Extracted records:
+---+

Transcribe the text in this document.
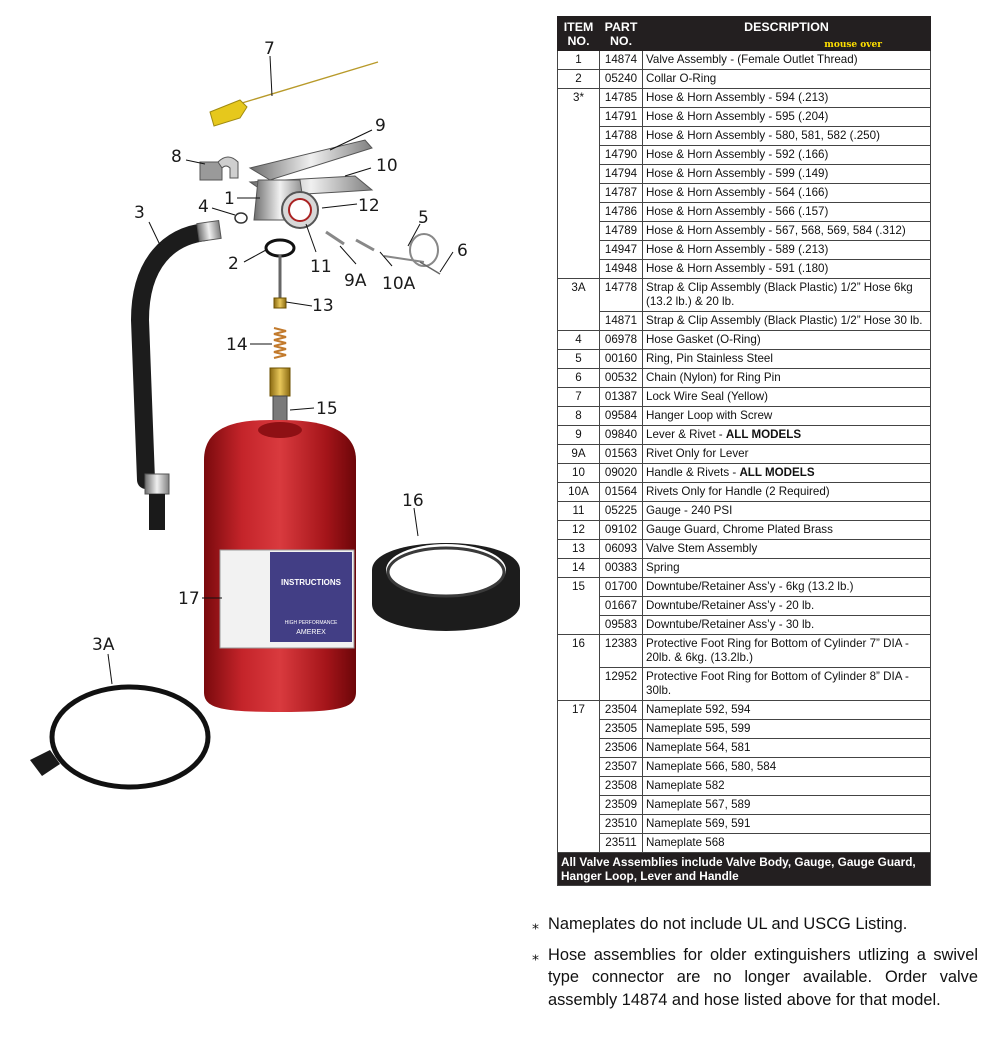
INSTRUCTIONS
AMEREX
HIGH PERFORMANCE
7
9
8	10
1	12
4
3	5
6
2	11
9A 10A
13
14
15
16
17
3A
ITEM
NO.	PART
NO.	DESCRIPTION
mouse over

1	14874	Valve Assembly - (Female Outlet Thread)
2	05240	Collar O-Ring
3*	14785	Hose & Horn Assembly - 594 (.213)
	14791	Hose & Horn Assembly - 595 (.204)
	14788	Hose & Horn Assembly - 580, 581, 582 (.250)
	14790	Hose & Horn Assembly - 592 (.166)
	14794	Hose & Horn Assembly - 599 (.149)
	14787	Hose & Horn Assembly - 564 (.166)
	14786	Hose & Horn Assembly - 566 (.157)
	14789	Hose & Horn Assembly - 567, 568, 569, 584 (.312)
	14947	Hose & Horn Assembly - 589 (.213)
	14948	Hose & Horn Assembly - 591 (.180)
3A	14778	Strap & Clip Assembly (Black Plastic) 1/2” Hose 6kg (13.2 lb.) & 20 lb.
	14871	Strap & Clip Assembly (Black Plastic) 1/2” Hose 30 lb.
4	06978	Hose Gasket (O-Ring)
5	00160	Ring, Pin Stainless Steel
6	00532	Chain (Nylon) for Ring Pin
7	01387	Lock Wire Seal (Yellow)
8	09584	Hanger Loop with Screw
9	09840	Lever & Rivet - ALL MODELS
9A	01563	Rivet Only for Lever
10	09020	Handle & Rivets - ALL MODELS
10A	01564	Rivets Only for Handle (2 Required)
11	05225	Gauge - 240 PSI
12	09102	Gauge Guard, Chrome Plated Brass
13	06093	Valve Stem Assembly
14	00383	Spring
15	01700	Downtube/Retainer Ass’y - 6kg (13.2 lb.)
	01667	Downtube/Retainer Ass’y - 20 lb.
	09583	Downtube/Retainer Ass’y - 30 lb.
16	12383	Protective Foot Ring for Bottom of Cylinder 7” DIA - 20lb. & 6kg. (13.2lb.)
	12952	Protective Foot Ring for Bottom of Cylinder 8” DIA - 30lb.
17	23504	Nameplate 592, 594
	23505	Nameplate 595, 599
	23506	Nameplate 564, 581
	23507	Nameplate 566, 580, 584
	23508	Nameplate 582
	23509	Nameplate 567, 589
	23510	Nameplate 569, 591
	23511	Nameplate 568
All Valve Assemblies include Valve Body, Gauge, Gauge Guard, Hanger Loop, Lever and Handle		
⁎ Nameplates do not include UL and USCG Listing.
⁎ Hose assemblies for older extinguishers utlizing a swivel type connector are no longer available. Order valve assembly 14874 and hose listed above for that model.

+---+

Copy out the listing exactly as it stands, but not the pictures.

▶ _Answer to the task_
Transcribe the text in this document.
INSTRUCTIONS
AMEREX
HIGH PERFORMANCE
7
9
8	10
1	12
4
3	5
6
2	11
9A 10A
13
14
15
16
17
3A
ITEM
NO.	PART
NO.	DESCRIPTION
mouse over

1	14874	Valve Assembly - (Female Outlet Thread)
2	05240	Collar O-Ring
3*	14785	Hose & Horn Assembly - 594 (.213)
	14791	Hose & Horn Assembly - 595 (.204)
	14788	Hose & Horn Assembly - 580, 581, 582 (.250)
	14790	Hose & Horn Assembly - 592 (.166)
	14794	Hose & Horn Assembly - 599 (.149)
	14787	Hose & Horn Assembly - 564 (.166)
	14786	Hose & Horn Assembly - 566 (.157)
	14789	Hose & Horn Assembly - 567, 568, 569, 584 (.312)
	14947	Hose & Horn Assembly - 589 (.213)
	14948	Hose & Horn Assembly - 591 (.180)
3A	14778	Strap & Clip Assembly (Black Plastic) 1/2” Hose 6kg (13.2 lb.) & 20 lb.
	14871	Strap & Clip Assembly (Black Plastic) 1/2” Hose 30 lb.
4	06978	Hose Gasket (O-Ring)
5	00160	Ring, Pin Stainless Steel
6	00532	Chain (Nylon) for Ring Pin
7	01387	Lock Wire Seal (Yellow)
8	09584	Hanger Loop with Screw
9	09840	Lever & Rivet - ALL MODELS
9A	01563	Rivet Only for Lever
10	09020	Handle & Rivets - ALL MODELS
10A	01564	Rivets Only for Handle (2 Required)
11	05225	Gauge - 240 PSI
12	09102	Gauge Guard, Chrome Plated Brass
13	06093	Valve Stem Assembly
14	00383	Spring
15	01700	Downtube/Retainer Ass’y - 6kg (13.2 lb.)
	01667	Downtube/Retainer Ass’y - 20 lb.
	09583	Downtube/Retainer Ass’y - 30 lb.
16	12383	Protective Foot Ring for Bottom of Cylinder 7” DIA - 20lb. & 6kg. (13.2lb.)
	12952	Protective Foot Ring for Bottom of Cylinder 8” DIA - 30lb.
17	23504	Nameplate 592, 594
	23505	Nameplate 595, 599
	23506	Nameplate 564, 581
	23507	Nameplate 566, 580, 584
	23508	Nameplate 582
	23509	Nameplate 567, 589
	23510	Nameplate 569, 591
	23511	Nameplate 568
All Valve Assemblies include Valve Body, Gauge, Gauge Guard, Hanger Loop, Lever and Handle		
⁎ Nameplates do not include UL and USCG Listing.
⁎ Hose assemblies for older extinguishers utlizing a swivel type connector are no longer available. Order valve assembly 14874 and hose listed above for that model.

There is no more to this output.